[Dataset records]
** begin **
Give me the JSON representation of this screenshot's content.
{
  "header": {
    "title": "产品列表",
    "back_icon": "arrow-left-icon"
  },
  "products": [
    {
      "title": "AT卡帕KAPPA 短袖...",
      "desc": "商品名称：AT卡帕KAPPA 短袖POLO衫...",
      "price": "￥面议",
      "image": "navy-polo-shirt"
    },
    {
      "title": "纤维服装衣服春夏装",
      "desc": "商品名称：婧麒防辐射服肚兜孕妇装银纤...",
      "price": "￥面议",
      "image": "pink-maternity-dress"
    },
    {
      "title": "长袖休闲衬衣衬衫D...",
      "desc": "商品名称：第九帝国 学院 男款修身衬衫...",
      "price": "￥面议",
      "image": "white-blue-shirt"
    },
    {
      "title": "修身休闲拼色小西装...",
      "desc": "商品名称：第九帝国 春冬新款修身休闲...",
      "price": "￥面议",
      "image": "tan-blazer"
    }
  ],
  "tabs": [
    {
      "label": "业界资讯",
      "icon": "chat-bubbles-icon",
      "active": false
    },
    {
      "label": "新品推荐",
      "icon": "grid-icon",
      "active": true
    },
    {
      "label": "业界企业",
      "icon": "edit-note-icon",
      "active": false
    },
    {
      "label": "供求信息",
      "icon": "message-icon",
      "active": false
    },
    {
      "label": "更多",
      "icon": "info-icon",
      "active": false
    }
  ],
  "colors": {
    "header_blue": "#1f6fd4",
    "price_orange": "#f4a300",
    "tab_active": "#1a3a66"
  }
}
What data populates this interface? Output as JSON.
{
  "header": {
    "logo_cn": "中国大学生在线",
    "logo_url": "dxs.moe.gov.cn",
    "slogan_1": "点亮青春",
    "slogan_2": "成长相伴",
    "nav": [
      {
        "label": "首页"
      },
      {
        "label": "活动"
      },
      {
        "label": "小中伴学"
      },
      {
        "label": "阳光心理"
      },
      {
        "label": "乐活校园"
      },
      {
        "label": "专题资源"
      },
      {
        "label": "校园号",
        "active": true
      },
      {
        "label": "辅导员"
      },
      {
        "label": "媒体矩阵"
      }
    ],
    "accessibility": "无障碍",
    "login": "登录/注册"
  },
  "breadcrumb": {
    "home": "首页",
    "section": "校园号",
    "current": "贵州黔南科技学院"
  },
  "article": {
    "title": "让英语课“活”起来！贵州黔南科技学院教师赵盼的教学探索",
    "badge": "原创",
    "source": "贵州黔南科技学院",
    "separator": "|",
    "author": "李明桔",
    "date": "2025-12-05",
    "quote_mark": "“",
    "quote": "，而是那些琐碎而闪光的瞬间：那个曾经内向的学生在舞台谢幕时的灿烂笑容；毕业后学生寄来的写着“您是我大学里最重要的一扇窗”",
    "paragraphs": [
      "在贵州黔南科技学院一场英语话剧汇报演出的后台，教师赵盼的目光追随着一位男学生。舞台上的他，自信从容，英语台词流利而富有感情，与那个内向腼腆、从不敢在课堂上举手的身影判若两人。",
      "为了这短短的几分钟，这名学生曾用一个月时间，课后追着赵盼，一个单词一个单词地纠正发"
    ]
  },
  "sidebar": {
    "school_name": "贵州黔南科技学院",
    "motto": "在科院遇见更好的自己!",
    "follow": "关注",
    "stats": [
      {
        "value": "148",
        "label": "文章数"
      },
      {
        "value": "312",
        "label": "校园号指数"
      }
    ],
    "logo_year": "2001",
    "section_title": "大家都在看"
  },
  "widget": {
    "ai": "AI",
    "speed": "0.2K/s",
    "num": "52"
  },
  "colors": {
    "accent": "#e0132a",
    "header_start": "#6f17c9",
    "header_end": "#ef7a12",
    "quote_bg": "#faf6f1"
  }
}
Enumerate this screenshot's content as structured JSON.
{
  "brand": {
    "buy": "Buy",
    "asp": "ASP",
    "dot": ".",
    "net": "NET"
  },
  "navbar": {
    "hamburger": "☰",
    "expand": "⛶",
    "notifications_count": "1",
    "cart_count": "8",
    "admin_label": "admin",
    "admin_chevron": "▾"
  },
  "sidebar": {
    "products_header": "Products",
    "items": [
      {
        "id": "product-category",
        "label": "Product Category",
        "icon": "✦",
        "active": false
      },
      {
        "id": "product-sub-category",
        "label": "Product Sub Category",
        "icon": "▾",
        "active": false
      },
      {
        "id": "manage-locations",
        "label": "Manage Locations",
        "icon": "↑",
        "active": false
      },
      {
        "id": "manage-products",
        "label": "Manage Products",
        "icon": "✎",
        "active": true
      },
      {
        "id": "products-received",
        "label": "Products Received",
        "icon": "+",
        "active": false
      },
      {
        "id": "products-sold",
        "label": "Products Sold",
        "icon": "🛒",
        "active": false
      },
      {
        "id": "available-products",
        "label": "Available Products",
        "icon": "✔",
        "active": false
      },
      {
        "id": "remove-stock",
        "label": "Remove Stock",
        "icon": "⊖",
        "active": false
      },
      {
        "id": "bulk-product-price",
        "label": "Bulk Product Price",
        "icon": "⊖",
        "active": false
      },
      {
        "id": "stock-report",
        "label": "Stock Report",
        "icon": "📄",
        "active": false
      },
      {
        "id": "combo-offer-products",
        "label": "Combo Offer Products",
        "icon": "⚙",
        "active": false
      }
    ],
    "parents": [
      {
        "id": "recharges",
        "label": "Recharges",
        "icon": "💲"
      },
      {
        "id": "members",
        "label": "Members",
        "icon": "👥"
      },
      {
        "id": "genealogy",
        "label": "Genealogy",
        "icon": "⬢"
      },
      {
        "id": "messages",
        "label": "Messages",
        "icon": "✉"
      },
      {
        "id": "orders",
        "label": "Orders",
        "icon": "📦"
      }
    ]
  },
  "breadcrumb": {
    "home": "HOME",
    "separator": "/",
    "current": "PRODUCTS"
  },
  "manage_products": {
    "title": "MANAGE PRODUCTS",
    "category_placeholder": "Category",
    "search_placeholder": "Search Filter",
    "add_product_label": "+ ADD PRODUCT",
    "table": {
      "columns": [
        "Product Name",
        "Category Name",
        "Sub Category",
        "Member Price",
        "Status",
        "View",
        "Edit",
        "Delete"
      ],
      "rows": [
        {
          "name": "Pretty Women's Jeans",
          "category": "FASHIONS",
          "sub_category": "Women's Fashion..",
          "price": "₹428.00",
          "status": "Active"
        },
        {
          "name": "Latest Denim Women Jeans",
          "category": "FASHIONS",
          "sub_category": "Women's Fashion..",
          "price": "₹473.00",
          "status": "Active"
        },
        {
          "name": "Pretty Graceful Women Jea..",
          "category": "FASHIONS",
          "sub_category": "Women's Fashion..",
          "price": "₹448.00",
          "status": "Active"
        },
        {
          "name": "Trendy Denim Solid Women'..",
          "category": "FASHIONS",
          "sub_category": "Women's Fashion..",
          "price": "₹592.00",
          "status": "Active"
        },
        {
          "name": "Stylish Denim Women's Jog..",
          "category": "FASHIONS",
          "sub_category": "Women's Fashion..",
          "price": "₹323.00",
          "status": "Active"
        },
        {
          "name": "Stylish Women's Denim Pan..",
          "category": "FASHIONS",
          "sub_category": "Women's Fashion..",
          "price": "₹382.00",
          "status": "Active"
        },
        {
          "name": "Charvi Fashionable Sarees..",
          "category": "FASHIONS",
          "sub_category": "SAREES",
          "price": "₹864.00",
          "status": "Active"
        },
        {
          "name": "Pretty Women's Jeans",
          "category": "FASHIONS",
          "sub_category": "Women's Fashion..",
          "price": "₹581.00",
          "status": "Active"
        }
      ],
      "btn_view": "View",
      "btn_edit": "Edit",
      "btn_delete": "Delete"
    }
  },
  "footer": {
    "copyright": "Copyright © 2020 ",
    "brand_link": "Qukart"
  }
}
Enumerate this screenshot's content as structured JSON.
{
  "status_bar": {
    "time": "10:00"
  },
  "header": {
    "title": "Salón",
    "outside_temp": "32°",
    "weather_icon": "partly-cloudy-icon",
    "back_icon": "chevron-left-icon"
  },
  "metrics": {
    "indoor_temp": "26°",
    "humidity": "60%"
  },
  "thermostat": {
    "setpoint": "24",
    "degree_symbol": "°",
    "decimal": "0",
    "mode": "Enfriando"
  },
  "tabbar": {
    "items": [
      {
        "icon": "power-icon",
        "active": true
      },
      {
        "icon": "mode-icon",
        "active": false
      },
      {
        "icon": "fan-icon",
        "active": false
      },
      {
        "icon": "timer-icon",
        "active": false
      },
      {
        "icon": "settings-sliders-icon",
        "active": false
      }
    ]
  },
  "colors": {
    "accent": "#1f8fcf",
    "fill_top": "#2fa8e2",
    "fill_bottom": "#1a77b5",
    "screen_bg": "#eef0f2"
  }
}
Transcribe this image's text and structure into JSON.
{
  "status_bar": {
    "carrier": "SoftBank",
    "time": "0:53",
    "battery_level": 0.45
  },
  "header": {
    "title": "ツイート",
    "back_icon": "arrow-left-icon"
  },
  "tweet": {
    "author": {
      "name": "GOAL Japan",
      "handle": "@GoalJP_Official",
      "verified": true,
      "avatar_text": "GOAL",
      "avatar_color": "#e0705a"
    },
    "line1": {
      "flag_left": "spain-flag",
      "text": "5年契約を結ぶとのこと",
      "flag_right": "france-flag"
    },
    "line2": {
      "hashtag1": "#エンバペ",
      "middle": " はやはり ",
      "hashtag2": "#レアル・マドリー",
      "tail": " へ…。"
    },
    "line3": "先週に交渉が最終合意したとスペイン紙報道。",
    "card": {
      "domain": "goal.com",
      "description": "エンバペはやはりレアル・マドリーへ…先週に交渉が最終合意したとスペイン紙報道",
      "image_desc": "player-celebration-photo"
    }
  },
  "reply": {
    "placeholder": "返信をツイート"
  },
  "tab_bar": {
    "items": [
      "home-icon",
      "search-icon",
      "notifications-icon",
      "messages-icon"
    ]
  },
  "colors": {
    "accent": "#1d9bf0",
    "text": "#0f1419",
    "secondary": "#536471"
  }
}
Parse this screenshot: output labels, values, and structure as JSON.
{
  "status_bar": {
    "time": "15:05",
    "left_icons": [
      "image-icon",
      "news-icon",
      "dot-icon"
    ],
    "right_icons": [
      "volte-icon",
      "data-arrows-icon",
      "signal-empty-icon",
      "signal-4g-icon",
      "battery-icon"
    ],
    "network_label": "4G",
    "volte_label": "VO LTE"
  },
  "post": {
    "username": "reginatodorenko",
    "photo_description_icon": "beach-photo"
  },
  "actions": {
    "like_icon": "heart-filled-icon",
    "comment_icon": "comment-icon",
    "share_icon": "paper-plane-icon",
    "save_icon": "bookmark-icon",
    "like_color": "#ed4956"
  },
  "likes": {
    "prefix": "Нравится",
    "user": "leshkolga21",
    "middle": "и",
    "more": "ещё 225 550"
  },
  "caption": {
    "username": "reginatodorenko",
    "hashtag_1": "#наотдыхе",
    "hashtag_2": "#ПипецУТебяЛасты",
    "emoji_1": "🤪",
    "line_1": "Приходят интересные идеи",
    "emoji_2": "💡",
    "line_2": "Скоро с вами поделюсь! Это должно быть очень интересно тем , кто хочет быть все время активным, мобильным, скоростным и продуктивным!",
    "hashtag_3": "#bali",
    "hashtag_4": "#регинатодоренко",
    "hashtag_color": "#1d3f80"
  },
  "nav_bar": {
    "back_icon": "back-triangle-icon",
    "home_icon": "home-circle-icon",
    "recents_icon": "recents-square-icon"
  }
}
** end **
DIRECTIVE: Copy every line of the records above that holds the word "第九帝国".

OUTPUT FOR THIS EXERCISE:
      "desc": "商品名称：第九帝国 学院 男款修身衬衫...",
      "desc": "商品名称：第九帝国 春冬新款修身休闲...",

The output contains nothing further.